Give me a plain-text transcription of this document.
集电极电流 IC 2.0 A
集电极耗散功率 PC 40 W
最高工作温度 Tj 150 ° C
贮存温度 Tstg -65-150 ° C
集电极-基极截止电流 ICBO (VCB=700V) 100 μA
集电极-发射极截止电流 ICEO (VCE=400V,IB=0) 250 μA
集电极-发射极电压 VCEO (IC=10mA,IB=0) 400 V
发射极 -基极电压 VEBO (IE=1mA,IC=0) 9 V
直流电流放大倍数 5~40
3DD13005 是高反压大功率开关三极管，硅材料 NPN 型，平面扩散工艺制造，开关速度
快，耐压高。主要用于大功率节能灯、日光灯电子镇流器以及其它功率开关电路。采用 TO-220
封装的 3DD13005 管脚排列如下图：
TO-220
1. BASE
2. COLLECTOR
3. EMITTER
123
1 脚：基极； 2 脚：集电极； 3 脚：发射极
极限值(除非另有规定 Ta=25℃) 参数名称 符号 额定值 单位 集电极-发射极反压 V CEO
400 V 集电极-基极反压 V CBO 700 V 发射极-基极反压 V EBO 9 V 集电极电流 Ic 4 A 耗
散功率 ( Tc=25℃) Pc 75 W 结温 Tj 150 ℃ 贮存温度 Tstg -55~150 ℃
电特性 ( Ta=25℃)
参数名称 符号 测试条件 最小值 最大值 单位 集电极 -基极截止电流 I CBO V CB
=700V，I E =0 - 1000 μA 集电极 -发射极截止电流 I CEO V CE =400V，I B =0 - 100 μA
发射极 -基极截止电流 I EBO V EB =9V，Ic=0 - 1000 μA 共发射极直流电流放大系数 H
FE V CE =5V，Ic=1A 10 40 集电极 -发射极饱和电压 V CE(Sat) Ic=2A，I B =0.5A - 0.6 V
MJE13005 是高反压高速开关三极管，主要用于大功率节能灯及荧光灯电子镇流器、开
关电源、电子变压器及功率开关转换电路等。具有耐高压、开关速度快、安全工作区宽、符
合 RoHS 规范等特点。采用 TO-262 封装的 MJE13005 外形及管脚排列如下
___
WHAT NEEDS TO BE DONE: Transcribe the material exactly as it reads.

TASK RESULT:
Give me a plain-text transcription of this document.
集电极电流 IC 2.0 A
集电极耗散功率 PC 40 W
最高工作温度 Tj 150 ° C
贮存温度 Tstg -65-150 ° C
集电极-基极截止电流 ICBO (VCB=700V) 100 μA
集电极-发射极截止电流 ICEO (VCE=400V,IB=0) 250 μA
集电极-发射极电压 VCEO (IC=10mA,IB=0) 400 V
发射极 -基极电压 VEBO (IE=1mA,IC=0) 9 V
直流电流放大倍数 5~40
3DD13005 是高反压大功率开关三极管，硅材料 NPN 型，平面扩散工艺制造，开关速度
快，耐压高。主要用于大功率节能灯、日光灯电子镇流器以及其它功率开关电路。采用 TO-220
封装的 3DD13005 管脚排列如下图：
TO-220
1. BASE
2. COLLECTOR
3. EMITTER
123
1 脚：基极； 2 脚：集电极； 3 脚：发射极
极限值(除非另有规定 Ta=25℃) 参数名称 符号 额定值 单位 集电极-发射极反压 V CEO
400 V 集电极-基极反压 V CBO 700 V 发射极-基极反压 V EBO 9 V 集电极电流 Ic 4 A 耗
散功率 ( Tc=25℃) Pc 75 W 结温 Tj 150 ℃ 贮存温度 Tstg -55~150 ℃
电特性 ( Ta=25℃)
参数名称 符号 测试条件 最小值 最大值 单位 集电极 -基极截止电流 I CBO V CB
=700V，I E =0 - 1000 μA 集电极 -发射极截止电流 I CEO V CE =400V，I B =0 - 100 μA
发射极 -基极截止电流 I EBO V EB =9V，Ic=0 - 1000 μA 共发射极直流电流放大系数 H
FE V CE =5V，Ic=1A 10 40 集电极 -发射极饱和电压 V CE(Sat) Ic=2A，I B =0.5A - 0.6 V
MJE13005 是高反压高速开关三极管，主要用于大功率节能灯及荧光灯电子镇流器、开
关电源、电子变压器及功率开关转换电路等。具有耐高压、开关速度快、安全工作区宽、符
合 RoHS 规范等特点。采用 TO-262 封装的 MJE13005 外形及管脚排列如下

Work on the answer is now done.